(Figure record extracts)

— Start —

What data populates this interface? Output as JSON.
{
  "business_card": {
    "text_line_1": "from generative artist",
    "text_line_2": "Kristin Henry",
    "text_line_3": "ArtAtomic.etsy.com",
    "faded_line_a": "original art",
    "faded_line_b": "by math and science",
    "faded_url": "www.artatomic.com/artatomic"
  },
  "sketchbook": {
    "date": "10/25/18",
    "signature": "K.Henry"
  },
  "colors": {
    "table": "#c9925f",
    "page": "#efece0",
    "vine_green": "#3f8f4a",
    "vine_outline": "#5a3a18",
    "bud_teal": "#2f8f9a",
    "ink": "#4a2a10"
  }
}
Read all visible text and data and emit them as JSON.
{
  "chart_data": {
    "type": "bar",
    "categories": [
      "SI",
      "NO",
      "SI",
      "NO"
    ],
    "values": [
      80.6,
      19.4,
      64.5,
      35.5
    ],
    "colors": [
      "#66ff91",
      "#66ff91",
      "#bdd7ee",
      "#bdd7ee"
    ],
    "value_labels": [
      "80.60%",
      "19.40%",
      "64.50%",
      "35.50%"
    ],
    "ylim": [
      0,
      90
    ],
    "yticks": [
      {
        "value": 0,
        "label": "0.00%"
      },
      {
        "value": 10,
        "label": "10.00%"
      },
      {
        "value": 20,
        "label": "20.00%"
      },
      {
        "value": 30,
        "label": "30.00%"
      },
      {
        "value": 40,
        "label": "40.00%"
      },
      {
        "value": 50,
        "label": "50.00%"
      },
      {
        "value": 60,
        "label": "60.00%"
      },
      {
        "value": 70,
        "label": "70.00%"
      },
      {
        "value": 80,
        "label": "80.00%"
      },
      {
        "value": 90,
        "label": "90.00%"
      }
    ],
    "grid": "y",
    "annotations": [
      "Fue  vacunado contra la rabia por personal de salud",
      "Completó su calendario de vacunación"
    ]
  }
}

— End —

Please set down each line of the records exactly as given.

What data populates this interface? Output as JSON.
{
  "business_card": {
    "text_line_1": "from generative artist",
    "text_line_2": "Kristin Henry",
    "text_line_3": "ArtAtomic.etsy.com",
    "faded_line_a": "original art",
    "faded_line_b": "by math and science",
    "faded_url": "www.artatomic.com/artatomic"
  },
  "sketchbook": {
    "date": "10/25/18",
    "signature": "K.Henry"
  },
  "colors": {
    "table": "#c9925f",
    "page": "#efece0",
    "vine_green": "#3f8f4a",
    "vine_outline": "#5a3a18",
    "bud_teal": "#2f8f9a",
    "ink": "#4a2a10"
  }
}
Read all visible text and data and emit them as JSON.
{
  "chart_data": {
    "type": "bar",
    "categories": [
      "SI",
      "NO",
      "SI",
      "NO"
    ],
    "values": [
      80.6,
      19.4,
      64.5,
      35.5
    ],
    "colors": [
      "#66ff91",
      "#66ff91",
      "#bdd7ee",
      "#bdd7ee"
    ],
    "value_labels": [
      "80.60%",
      "19.40%",
      "64.50%",
      "35.50%"
    ],
    "ylim": [
      0,
      90
    ],
    "yticks": [
      {
        "value": 0,
        "label": "0.00%"
      },
      {
        "value": 10,
        "label": "10.00%"
      },
      {
        "value": 20,
        "label": "20.00%"
      },
      {
        "value": 30,
        "label": "30.00%"
      },
      {
        "value": 40,
        "label": "40.00%"
      },
      {
        "value": 50,
        "label": "50.00%"
      },
      {
        "value": 60,
        "label": "60.00%"
      },
      {
        "value": 70,
        "label": "70.00%"
      },
      {
        "value": 80,
        "label": "80.00%"
      },
      {
        "value": 90,
        "label": "90.00%"
      }
    ],
    "grid": "y",
    "annotations": [
      "Fue  vacunado contra la rabia por personal de salud",
      "Completó su calendario de vacunación"
    ]
  }
}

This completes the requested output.